[Start Task input]
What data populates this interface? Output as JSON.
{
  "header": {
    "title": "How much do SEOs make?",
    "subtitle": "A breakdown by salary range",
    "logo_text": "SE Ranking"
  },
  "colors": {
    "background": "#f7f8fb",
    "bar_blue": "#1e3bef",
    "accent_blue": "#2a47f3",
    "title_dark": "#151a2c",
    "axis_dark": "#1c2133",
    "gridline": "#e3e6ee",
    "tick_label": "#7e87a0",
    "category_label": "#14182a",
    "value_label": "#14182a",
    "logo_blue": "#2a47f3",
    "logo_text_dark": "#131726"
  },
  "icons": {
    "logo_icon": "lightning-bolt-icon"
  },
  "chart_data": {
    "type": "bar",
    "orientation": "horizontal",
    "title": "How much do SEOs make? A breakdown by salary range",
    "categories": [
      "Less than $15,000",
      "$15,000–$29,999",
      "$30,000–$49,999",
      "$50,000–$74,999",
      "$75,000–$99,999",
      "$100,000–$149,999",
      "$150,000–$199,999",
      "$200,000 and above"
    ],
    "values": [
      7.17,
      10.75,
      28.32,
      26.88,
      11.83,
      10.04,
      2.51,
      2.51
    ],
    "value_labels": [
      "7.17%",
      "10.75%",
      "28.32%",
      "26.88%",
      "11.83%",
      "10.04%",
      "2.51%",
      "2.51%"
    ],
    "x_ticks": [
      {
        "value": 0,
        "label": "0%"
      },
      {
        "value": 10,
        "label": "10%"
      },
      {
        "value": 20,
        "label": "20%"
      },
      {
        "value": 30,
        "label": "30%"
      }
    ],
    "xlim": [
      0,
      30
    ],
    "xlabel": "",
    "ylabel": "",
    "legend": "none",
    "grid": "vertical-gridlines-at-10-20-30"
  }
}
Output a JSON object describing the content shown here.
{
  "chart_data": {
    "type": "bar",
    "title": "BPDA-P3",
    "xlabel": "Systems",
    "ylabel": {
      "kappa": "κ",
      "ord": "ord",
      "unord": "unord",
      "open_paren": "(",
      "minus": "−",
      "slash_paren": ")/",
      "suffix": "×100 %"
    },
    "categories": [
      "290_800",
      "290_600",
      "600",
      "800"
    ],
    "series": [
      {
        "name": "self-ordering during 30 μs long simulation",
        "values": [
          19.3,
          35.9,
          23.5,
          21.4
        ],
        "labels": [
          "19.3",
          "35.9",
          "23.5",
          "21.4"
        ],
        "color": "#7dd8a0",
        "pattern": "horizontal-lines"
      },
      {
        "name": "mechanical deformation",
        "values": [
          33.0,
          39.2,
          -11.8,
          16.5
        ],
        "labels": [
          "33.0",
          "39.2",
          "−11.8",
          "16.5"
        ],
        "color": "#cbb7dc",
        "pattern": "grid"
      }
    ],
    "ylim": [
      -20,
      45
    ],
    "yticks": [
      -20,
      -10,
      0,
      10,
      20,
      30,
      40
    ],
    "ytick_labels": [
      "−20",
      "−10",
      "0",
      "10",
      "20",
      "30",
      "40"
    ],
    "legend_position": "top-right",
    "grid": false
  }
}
[End Task input]
Work to do: Starting at the line that contains "Output a JSON", print every line through the end of the listing, word for word. Leave out all the rest.

Written solution:
Output a JSON object describing the content shown here.
{
  "chart_data": {
    "type": "bar",
    "title": "BPDA-P3",
    "xlabel": "Systems",
    "ylabel": {
      "kappa": "κ",
      "ord": "ord",
      "unord": "unord",
      "open_paren": "(",
      "minus": "−",
      "slash_paren": ")/",
      "suffix": "×100 %"
    },
    "categories": [
      "290_800",
      "290_600",
      "600",
      "800"
    ],
    "series": [
      {
        "name": "self-ordering during 30 μs long simulation",
        "values": [
          19.3,
          35.9,
          23.5,
          21.4
        ],
        "labels": [
          "19.3",
          "35.9",
          "23.5",
          "21.4"
        ],
        "color": "#7dd8a0",
        "pattern": "horizontal-lines"
      },
      {
        "name": "mechanical deformation",
        "values": [
          33.0,
          39.2,
          -11.8,
          16.5
        ],
        "labels": [
          "33.0",
          "39.2",
          "−11.8",
          "16.5"
        ],
        "color": "#cbb7dc",
        "pattern": "grid"
      }
    ],
    "ylim": [
      -20,
      45
    ],
    "yticks": [
      -20,
      -10,
      0,
      10,
      20,
      30,
      40
    ],
    "ytick_labels": [
      "−20",
      "−10",
      "0",
      "10",
      "20",
      "30",
      "40"
    ],
    "legend_position": "top-right",
    "grid": false
  }
}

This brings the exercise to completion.